Material supplied »
* * *

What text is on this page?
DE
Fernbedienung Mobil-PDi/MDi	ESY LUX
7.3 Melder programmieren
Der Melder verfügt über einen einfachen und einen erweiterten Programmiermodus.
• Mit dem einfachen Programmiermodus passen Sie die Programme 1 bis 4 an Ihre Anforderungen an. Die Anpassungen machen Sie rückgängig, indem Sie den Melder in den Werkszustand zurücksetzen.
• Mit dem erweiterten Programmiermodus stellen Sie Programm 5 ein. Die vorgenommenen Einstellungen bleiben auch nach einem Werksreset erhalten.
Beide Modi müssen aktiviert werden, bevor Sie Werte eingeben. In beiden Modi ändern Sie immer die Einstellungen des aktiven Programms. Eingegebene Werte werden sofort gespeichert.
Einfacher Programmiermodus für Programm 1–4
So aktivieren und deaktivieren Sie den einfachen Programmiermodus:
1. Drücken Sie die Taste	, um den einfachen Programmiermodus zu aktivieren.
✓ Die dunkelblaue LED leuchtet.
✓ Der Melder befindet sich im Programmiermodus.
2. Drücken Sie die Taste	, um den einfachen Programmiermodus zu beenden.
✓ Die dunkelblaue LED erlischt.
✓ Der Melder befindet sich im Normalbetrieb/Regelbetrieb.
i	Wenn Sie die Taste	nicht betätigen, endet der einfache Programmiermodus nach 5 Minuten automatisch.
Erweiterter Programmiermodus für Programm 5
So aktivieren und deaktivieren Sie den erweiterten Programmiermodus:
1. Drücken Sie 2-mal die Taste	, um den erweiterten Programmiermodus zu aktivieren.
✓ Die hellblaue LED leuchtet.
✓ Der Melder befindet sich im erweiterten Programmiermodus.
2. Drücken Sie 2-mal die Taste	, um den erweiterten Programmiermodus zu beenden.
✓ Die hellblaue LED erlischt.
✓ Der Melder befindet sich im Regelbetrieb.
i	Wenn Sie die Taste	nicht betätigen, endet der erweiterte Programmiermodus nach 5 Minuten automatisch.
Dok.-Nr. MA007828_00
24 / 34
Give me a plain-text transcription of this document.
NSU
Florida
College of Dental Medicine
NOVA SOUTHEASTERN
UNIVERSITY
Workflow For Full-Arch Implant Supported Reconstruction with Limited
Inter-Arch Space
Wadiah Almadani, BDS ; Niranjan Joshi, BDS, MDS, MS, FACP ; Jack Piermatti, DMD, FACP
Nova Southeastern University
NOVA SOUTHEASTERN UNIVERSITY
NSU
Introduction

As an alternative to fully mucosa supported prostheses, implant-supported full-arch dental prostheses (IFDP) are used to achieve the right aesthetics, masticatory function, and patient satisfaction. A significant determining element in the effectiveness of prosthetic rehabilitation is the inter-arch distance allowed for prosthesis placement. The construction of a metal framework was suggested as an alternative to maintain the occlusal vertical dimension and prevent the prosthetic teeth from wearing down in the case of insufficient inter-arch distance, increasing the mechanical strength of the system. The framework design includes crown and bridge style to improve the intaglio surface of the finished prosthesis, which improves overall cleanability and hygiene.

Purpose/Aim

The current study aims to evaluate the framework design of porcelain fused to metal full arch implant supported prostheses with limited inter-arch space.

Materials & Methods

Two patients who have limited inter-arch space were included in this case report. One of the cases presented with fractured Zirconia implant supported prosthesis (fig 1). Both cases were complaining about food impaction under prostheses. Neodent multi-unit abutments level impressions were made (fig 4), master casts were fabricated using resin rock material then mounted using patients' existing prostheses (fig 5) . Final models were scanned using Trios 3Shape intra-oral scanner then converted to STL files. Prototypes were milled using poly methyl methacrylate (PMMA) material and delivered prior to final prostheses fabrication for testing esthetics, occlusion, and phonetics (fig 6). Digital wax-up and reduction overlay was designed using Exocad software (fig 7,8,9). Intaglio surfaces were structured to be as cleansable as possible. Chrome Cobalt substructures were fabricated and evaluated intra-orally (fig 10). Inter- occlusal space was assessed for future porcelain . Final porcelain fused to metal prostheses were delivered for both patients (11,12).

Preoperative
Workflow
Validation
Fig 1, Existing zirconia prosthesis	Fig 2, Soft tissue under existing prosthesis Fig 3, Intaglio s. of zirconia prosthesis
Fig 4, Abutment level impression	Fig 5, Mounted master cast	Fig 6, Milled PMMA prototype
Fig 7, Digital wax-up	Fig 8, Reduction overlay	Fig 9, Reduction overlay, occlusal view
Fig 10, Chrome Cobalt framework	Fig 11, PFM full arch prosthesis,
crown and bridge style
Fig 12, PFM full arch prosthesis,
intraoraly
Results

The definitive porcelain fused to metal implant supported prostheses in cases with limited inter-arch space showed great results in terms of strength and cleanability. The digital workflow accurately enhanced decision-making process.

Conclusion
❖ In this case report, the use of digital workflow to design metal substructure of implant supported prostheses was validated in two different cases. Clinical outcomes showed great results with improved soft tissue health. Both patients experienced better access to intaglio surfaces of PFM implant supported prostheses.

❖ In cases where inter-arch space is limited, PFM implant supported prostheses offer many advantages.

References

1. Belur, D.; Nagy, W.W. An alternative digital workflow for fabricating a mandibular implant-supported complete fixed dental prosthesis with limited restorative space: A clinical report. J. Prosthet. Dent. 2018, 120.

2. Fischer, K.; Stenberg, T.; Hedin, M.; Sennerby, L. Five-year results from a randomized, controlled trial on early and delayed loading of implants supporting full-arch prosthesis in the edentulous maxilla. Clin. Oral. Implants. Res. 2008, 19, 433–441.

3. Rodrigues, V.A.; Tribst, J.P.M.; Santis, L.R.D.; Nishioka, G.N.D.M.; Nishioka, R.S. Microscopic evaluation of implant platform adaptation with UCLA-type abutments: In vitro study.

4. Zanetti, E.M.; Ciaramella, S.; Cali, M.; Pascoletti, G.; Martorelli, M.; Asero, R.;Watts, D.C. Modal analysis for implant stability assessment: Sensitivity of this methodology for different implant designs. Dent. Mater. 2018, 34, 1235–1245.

* * *

Task » Set down all the entries again, word for word.

Task result »
What text is on this page?
DE
Fernbedienung Mobil-PDi/MDi	ESY LUX
7.3 Melder programmieren
Der Melder verfügt über einen einfachen und einen erweiterten Programmiermodus.
• Mit dem einfachen Programmiermodus passen Sie die Programme 1 bis 4 an Ihre Anforderungen an. Die Anpassungen machen Sie rückgängig, indem Sie den Melder in den Werkszustand zurücksetzen.
• Mit dem erweiterten Programmiermodus stellen Sie Programm 5 ein. Die vorgenommenen Einstellungen bleiben auch nach einem Werksreset erhalten.
Beide Modi müssen aktiviert werden, bevor Sie Werte eingeben. In beiden Modi ändern Sie immer die Einstellungen des aktiven Programms. Eingegebene Werte werden sofort gespeichert.
Einfacher Programmiermodus für Programm 1–4
So aktivieren und deaktivieren Sie den einfachen Programmiermodus:
1. Drücken Sie die Taste	, um den einfachen Programmiermodus zu aktivieren.
✓ Die dunkelblaue LED leuchtet.
✓ Der Melder befindet sich im Programmiermodus.
2. Drücken Sie die Taste	, um den einfachen Programmiermodus zu beenden.
✓ Die dunkelblaue LED erlischt.
✓ Der Melder befindet sich im Normalbetrieb/Regelbetrieb.
i	Wenn Sie die Taste	nicht betätigen, endet der einfache Programmiermodus nach 5 Minuten automatisch.
Erweiterter Programmiermodus für Programm 5
So aktivieren und deaktivieren Sie den erweiterten Programmiermodus:
1. Drücken Sie 2-mal die Taste	, um den erweiterten Programmiermodus zu aktivieren.
✓ Die hellblaue LED leuchtet.
✓ Der Melder befindet sich im erweiterten Programmiermodus.
2. Drücken Sie 2-mal die Taste	, um den erweiterten Programmiermodus zu beenden.
✓ Die hellblaue LED erlischt.
✓ Der Melder befindet sich im Regelbetrieb.
i	Wenn Sie die Taste	nicht betätigen, endet der erweiterte Programmiermodus nach 5 Minuten automatisch.
Dok.-Nr. MA007828_00
24 / 34
Give me a plain-text transcription of this document.
NSU
Florida
College of Dental Medicine
NOVA SOUTHEASTERN
UNIVERSITY
Workflow For Full-Arch Implant Supported Reconstruction with Limited
Inter-Arch Space
Wadiah Almadani, BDS ; Niranjan Joshi, BDS, MDS, MS, FACP ; Jack Piermatti, DMD, FACP
Nova Southeastern University
NOVA SOUTHEASTERN UNIVERSITY
NSU
Introduction

As an alternative to fully mucosa supported prostheses, implant-supported full-arch dental prostheses (IFDP) are used to achieve the right aesthetics, masticatory function, and patient satisfaction. A significant determining element in the effectiveness of prosthetic rehabilitation is the inter-arch distance allowed for prosthesis placement. The construction of a metal framework was suggested as an alternative to maintain the occlusal vertical dimension and prevent the prosthetic teeth from wearing down in the case of insufficient inter-arch distance, increasing the mechanical strength of the system. The framework design includes crown and bridge style to improve the intaglio surface of the finished prosthesis, which improves overall cleanability and hygiene.

Purpose/Aim

The current study aims to evaluate the framework design of porcelain fused to metal full arch implant supported prostheses with limited inter-arch space.

Materials & Methods

Two patients who have limited inter-arch space were included in this case report. One of the cases presented with fractured Zirconia implant supported prosthesis (fig 1). Both cases were complaining about food impaction under prostheses. Neodent multi-unit abutments level impressions were made (fig 4), master casts were fabricated using resin rock material then mounted using patients' existing prostheses (fig 5) . Final models were scanned using Trios 3Shape intra-oral scanner then converted to STL files. Prototypes were milled using poly methyl methacrylate (PMMA) material and delivered prior to final prostheses fabrication for testing esthetics, occlusion, and phonetics (fig 6). Digital wax-up and reduction overlay was designed using Exocad software (fig 7,8,9). Intaglio surfaces were structured to be as cleansable as possible. Chrome Cobalt substructures were fabricated and evaluated intra-orally (fig 10). Inter- occlusal space was assessed for future porcelain . Final porcelain fused to metal prostheses were delivered for both patients (11,12).

Preoperative
Workflow
Validation
Fig 1, Existing zirconia prosthesis	Fig 2, Soft tissue under existing prosthesis Fig 3, Intaglio s. of zirconia prosthesis
Fig 4, Abutment level impression	Fig 5, Mounted master cast	Fig 6, Milled PMMA prototype
Fig 7, Digital wax-up	Fig 8, Reduction overlay	Fig 9, Reduction overlay, occlusal view
Fig 10, Chrome Cobalt framework	Fig 11, PFM full arch prosthesis,
crown and bridge style
Fig 12, PFM full arch prosthesis,
intraoraly
Results

The definitive porcelain fused to metal implant supported prostheses in cases with limited inter-arch space showed great results in terms of strength and cleanability. The digital workflow accurately enhanced decision-making process.

Conclusion
❖ In this case report, the use of digital workflow to design metal substructure of implant supported prostheses was validated in two different cases. Clinical outcomes showed great results with improved soft tissue health. Both patients experienced better access to intaglio surfaces of PFM implant supported prostheses.

❖ In cases where inter-arch space is limited, PFM implant supported prostheses offer many advantages.

References

1. Belur, D.; Nagy, W.W. An alternative digital workflow for fabricating a mandibular implant-supported complete fixed dental prosthesis with limited restorative space: A clinical report. J. Prosthet. Dent. 2018, 120.

2. Fischer, K.; Stenberg, T.; Hedin, M.; Sennerby, L. Five-year results from a randomized, controlled trial on early and delayed loading of implants supporting full-arch prosthesis in the edentulous maxilla. Clin. Oral. Implants. Res. 2008, 19, 433–441.

3. Rodrigues, V.A.; Tribst, J.P.M.; Santis, L.R.D.; Nishioka, G.N.D.M.; Nishioka, R.S. Microscopic evaluation of implant platform adaptation with UCLA-type abutments: In vitro study.

4. Zanetti, E.M.; Ciaramella, S.; Cali, M.; Pascoletti, G.; Martorelli, M.; Asero, R.;Watts, D.C. Modal analysis for implant stability assessment: Sensitivity of this methodology for different implant designs. Dent. Mater. 2018, 34, 1235–1245.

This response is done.